-- Directions --
Find how many lines contain "науки" and state only that number.
### Data to process ###
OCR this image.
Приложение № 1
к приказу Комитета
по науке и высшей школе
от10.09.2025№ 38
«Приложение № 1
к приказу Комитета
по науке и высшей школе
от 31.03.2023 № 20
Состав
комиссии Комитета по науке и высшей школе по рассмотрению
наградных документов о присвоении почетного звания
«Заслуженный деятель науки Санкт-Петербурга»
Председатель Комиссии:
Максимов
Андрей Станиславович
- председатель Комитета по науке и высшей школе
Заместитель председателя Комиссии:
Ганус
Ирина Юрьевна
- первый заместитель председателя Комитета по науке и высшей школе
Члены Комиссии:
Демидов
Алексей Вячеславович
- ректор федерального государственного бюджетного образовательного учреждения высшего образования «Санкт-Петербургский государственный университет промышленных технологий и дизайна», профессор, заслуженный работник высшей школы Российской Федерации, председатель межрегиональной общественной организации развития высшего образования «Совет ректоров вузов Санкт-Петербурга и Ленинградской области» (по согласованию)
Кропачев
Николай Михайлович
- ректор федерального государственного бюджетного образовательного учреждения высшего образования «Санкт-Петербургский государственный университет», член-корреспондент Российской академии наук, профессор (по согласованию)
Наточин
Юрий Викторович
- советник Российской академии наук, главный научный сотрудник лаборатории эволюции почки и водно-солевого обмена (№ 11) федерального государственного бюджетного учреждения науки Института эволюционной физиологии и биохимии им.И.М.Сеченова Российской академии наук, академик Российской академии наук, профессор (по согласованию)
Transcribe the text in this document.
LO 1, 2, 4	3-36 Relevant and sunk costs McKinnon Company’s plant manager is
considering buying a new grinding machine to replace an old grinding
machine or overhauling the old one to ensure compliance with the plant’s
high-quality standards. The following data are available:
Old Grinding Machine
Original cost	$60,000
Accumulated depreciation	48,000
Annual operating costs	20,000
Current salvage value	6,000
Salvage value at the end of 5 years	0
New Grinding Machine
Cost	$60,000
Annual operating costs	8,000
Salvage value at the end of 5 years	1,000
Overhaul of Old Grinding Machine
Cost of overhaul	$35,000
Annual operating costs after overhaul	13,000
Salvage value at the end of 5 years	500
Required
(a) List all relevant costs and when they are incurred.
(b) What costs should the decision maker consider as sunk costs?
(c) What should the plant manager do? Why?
###
-- The response --
2